| OBJECTIVE |
Restate the entire listing word for word.

| MATERIALS PROVIDED |
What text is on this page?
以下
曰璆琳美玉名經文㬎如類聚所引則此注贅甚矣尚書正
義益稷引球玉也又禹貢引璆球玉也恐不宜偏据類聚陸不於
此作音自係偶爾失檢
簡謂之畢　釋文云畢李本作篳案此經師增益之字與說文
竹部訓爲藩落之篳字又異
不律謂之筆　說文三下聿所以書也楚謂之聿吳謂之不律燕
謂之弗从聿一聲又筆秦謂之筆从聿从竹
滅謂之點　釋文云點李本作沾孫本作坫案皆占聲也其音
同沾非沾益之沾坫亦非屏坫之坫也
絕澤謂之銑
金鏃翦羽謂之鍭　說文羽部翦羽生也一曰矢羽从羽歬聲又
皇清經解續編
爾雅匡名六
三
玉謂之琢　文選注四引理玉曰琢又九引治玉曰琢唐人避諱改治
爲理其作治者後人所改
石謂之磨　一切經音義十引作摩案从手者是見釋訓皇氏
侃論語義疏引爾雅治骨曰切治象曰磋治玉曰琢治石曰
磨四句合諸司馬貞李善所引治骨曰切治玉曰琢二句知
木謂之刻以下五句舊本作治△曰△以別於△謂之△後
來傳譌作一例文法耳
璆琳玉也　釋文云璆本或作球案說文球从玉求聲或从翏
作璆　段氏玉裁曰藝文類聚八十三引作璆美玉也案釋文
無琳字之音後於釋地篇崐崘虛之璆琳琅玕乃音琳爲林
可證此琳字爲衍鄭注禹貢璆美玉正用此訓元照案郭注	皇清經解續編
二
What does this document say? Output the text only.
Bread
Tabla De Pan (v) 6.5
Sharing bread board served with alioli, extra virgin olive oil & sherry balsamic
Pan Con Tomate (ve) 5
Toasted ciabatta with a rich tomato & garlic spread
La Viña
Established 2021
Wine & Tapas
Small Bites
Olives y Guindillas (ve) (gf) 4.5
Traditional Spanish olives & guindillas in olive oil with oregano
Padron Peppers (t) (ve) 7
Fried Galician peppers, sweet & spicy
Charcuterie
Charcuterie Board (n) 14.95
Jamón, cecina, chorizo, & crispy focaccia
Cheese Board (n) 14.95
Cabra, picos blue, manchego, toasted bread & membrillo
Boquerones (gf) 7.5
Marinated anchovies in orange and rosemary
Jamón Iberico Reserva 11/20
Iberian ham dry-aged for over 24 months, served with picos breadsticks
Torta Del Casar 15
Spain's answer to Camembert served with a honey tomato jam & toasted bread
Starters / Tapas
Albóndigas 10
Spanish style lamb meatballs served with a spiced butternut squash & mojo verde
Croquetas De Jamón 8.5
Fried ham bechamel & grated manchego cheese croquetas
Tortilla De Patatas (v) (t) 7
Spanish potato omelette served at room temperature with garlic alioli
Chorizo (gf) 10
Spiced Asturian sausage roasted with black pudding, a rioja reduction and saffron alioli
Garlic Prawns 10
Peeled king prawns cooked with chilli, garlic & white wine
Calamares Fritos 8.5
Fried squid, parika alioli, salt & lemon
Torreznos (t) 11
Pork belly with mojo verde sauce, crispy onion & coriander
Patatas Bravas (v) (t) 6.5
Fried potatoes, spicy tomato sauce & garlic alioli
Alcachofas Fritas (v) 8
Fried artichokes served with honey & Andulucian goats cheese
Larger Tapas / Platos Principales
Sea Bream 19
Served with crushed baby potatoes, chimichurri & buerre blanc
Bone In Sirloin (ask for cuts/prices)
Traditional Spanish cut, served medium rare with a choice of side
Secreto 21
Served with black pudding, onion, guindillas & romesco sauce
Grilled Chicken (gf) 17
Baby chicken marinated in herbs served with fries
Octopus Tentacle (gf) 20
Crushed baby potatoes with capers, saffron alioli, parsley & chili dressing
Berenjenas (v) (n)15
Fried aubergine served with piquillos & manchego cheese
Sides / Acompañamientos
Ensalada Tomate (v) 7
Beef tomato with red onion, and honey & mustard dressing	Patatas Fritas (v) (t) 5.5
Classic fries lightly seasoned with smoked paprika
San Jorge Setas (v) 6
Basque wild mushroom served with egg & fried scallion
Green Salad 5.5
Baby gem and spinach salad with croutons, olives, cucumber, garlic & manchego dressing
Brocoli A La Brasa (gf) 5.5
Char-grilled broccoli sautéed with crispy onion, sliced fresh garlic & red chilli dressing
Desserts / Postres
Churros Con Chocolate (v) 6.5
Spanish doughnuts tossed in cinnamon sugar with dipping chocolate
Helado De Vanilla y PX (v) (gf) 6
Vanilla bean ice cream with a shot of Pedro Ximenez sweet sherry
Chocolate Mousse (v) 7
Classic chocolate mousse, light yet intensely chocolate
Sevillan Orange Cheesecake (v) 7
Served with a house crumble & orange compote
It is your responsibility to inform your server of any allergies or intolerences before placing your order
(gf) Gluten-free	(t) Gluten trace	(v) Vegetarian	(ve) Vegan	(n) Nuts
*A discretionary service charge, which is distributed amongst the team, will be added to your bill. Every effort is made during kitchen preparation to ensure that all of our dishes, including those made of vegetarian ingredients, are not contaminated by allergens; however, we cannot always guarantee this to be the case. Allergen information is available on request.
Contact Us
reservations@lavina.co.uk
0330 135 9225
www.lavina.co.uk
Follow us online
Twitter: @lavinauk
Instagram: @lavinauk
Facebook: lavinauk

| IN RESPONSE |
What text is on this page?
以下
曰璆琳美玉名經文㬎如類聚所引則此注贅甚矣尚書正
義益稷引球玉也又禹貢引璆球玉也恐不宜偏据類聚陸不於
此作音自係偶爾失檢
簡謂之畢　釋文云畢李本作篳案此經師增益之字與說文
竹部訓爲藩落之篳字又異
不律謂之筆　說文三下聿所以書也楚謂之聿吳謂之不律燕
謂之弗从聿一聲又筆秦謂之筆从聿从竹
滅謂之點　釋文云點李本作沾孫本作坫案皆占聲也其音
同沾非沾益之沾坫亦非屏坫之坫也
絕澤謂之銑
金鏃翦羽謂之鍭　說文羽部翦羽生也一曰矢羽从羽歬聲又
皇清經解續編
爾雅匡名六
三
玉謂之琢　文選注四引理玉曰琢又九引治玉曰琢唐人避諱改治
爲理其作治者後人所改
石謂之磨　一切經音義十引作摩案从手者是見釋訓皇氏
侃論語義疏引爾雅治骨曰切治象曰磋治玉曰琢治石曰
磨四句合諸司馬貞李善所引治骨曰切治玉曰琢二句知
木謂之刻以下五句舊本作治△曰△以別於△謂之△後
來傳譌作一例文法耳
璆琳玉也　釋文云璆本或作球案說文球从玉求聲或从翏
作璆　段氏玉裁曰藝文類聚八十三引作璆美玉也案釋文
無琳字之音後於釋地篇崐崘虛之璆琳琅玕乃音琳爲林
可證此琳字爲衍鄭注禹貢璆美玉正用此訓元照案郭注	皇清經解續編
二
What does this document say? Output the text only.
Bread
Tabla De Pan (v) 6.5
Sharing bread board served with alioli, extra virgin olive oil & sherry balsamic
Pan Con Tomate (ve) 5
Toasted ciabatta with a rich tomato & garlic spread
La Viña
Established 2021
Wine & Tapas
Small Bites
Olives y Guindillas (ve) (gf) 4.5
Traditional Spanish olives & guindillas in olive oil with oregano
Padron Peppers (t) (ve) 7
Fried Galician peppers, sweet & spicy
Charcuterie
Charcuterie Board (n) 14.95
Jamón, cecina, chorizo, & crispy focaccia
Cheese Board (n) 14.95
Cabra, picos blue, manchego, toasted bread & membrillo
Boquerones (gf) 7.5
Marinated anchovies in orange and rosemary
Jamón Iberico Reserva 11/20
Iberian ham dry-aged for over 24 months, served with picos breadsticks
Torta Del Casar 15
Spain's answer to Camembert served with a honey tomato jam & toasted bread
Starters / Tapas
Albóndigas 10
Spanish style lamb meatballs served with a spiced butternut squash & mojo verde
Croquetas De Jamón 8.5
Fried ham bechamel & grated manchego cheese croquetas
Tortilla De Patatas (v) (t) 7
Spanish potato omelette served at room temperature with garlic alioli
Chorizo (gf) 10
Spiced Asturian sausage roasted with black pudding, a rioja reduction and saffron alioli
Garlic Prawns 10
Peeled king prawns cooked with chilli, garlic & white wine
Calamares Fritos 8.5
Fried squid, parika alioli, salt & lemon
Torreznos (t) 11
Pork belly with mojo verde sauce, crispy onion & coriander
Patatas Bravas (v) (t) 6.5
Fried potatoes, spicy tomato sauce & garlic alioli
Alcachofas Fritas (v) 8
Fried artichokes served with honey & Andulucian goats cheese
Larger Tapas / Platos Principales
Sea Bream 19
Served with crushed baby potatoes, chimichurri & buerre blanc
Bone In Sirloin (ask for cuts/prices)
Traditional Spanish cut, served medium rare with a choice of side
Secreto 21
Served with black pudding, onion, guindillas & romesco sauce
Grilled Chicken (gf) 17
Baby chicken marinated in herbs served with fries
Octopus Tentacle (gf) 20
Crushed baby potatoes with capers, saffron alioli, parsley & chili dressing
Berenjenas (v) (n)15
Fried aubergine served with piquillos & manchego cheese
Sides / Acompañamientos
Ensalada Tomate (v) 7
Beef tomato with red onion, and honey & mustard dressing	Patatas Fritas (v) (t) 5.5
Classic fries lightly seasoned with smoked paprika
San Jorge Setas (v) 6
Basque wild mushroom served with egg & fried scallion
Green Salad 5.5
Baby gem and spinach salad with croutons, olives, cucumber, garlic & manchego dressing
Brocoli A La Brasa (gf) 5.5
Char-grilled broccoli sautéed with crispy onion, sliced fresh garlic & red chilli dressing
Desserts / Postres
Churros Con Chocolate (v) 6.5
Spanish doughnuts tossed in cinnamon sugar with dipping chocolate
Helado De Vanilla y PX (v) (gf) 6
Vanilla bean ice cream with a shot of Pedro Ximenez sweet sherry
Chocolate Mousse (v) 7
Classic chocolate mousse, light yet intensely chocolate
Sevillan Orange Cheesecake (v) 7
Served with a house crumble & orange compote
It is your responsibility to inform your server of any allergies or intolerences before placing your order
(gf) Gluten-free	(t) Gluten trace	(v) Vegetarian	(ve) Vegan	(n) Nuts
*A discretionary service charge, which is distributed amongst the team, will be added to your bill. Every effort is made during kitchen preparation to ensure that all of our dishes, including those made of vegetarian ingredients, are not contaminated by allergens; however, we cannot always guarantee this to be the case. Allergen information is available on request.
Contact Us
reservations@lavina.co.uk
0330 135 9225
www.lavina.co.uk
Follow us online
Twitter: @lavinauk
Instagram: @lavinauk
Facebook: lavinauk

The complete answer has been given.